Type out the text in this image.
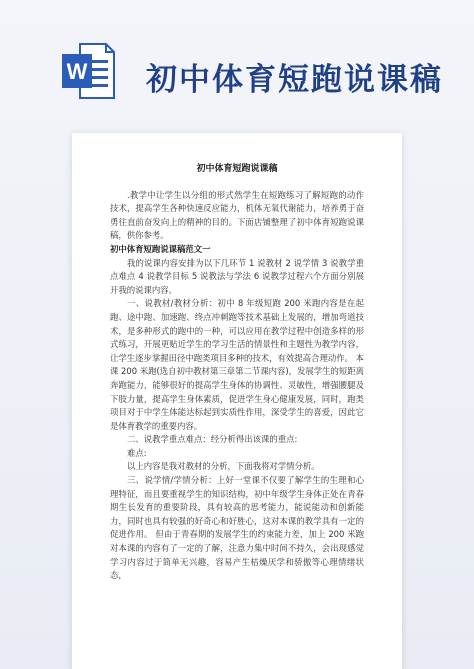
W 初中体育短跑说课稿
初中体育短跑说课稿

.教学中让学生以分组的形式然学生在短跑练习了解短跑的动作技术，提高学生各种快速反应能力，机体无氧代谢能力，培养勇于奋勇往直前奋发向上的精神的目的。下面店铺整理了初中体育短跑说课稿，供你参考。

初中体育短跑说课稿范文一

我的说课内容安排为以下几环节 1 说教材 2 说学情 3 说教学重点难点 4 说教学目标 5 说教法与学法 6 说教学过程六个方面分别展开我的说课内容。

一、说教材/教材分析：初中 8 年级短跑 200 米跑内容是在起跑、途中跑、加速跑、终点冲刺跑等技术基础上发展的，增加弯道技术，是多种形式的跑中的一种，可以应用在教学过程中创造多样的形式练习，开展更贴近学生的学习生活的情景性和主题性为教学内容，让学生逐步掌握田径中跑类项目多种的技术，有效提高合理动作。 本课 200 米跑(选自初中教材第三章第二节课内容)，发展学生的短距离奔跑能力，能够很好的提高学生身体的协调性、灵敏性，增强腰腿及下肢力量，提高学生身体素质，促进学生身心健康发展，同时，跑类项目对于中学生体能达标起到实质性作用，深受学生的喜爱，因此它是体育教学的重要内容。

二、说教学重点难点：经分析得出该课的重点:

难点:

以上内容是我对教材的分析，下面我将对学情分析。

三、说学情/学情分析：上好一堂课不仅要了解学生的生理和心理特征，而且要重视学生的知识结构，初中年级学生身体正处在青春期生长发育的重要阶段，具有较高的思考能力，能说能动和创新能力，同时也具有较强的好奇心和好胜心，这对本课的教学具有一定的促进作用。 但由于青春期的发展学生的约束能力差，加上 200 米跑对本课的内容有了一定的了解，注意力集中时间不持久，会出现感觉学习内容过于简单无兴趣，容易产生枯燥厌学和骄傲等心理情绪状态，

■ ■ ■ ■ ■ ■ ■

**Instruction**
Go through the listing above and write it out again exactly, dropping the pictures.

**Completed exercise**
Type out the text in this image.
W 初中体育短跑说课稿
初中体育短跑说课稿

.教学中让学生以分组的形式然学生在短跑练习了解短跑的动作技术，提高学生各种快速反应能力，机体无氧代谢能力，培养勇于奋勇往直前奋发向上的精神的目的。下面店铺整理了初中体育短跑说课稿，供你参考。

初中体育短跑说课稿范文一

我的说课内容安排为以下几环节 1 说教材 2 说学情 3 说教学重点难点 4 说教学目标 5 说教法与学法 6 说教学过程六个方面分别展开我的说课内容。

一、说教材/教材分析：初中 8 年级短跑 200 米跑内容是在起跑、途中跑、加速跑、终点冲刺跑等技术基础上发展的，增加弯道技术，是多种形式的跑中的一种，可以应用在教学过程中创造多样的形式练习，开展更贴近学生的学习生活的情景性和主题性为教学内容，让学生逐步掌握田径中跑类项目多种的技术，有效提高合理动作。 本课 200 米跑(选自初中教材第三章第二节课内容)，发展学生的短距离奔跑能力，能够很好的提高学生身体的协调性、灵敏性，增强腰腿及下肢力量，提高学生身体素质，促进学生身心健康发展，同时，跑类项目对于中学生体能达标起到实质性作用，深受学生的喜爱，因此它是体育教学的重要内容。

二、说教学重点难点：经分析得出该课的重点:

难点:

以上内容是我对教材的分析，下面我将对学情分析。

三、说学情/学情分析：上好一堂课不仅要了解学生的生理和心理特征，而且要重视学生的知识结构，初中年级学生身体正处在青春期生长发育的重要阶段，具有较高的思考能力，能说能动和创新能力，同时也具有较强的好奇心和好胜心，这对本课的教学具有一定的促进作用。 但由于青春期的发展学生的约束能力差，加上 200 米跑对本课的内容有了一定的了解，注意力集中时间不持久，会出现感觉学习内容过于简单无兴趣，容易产生枯燥厌学和骄傲等心理情绪状态，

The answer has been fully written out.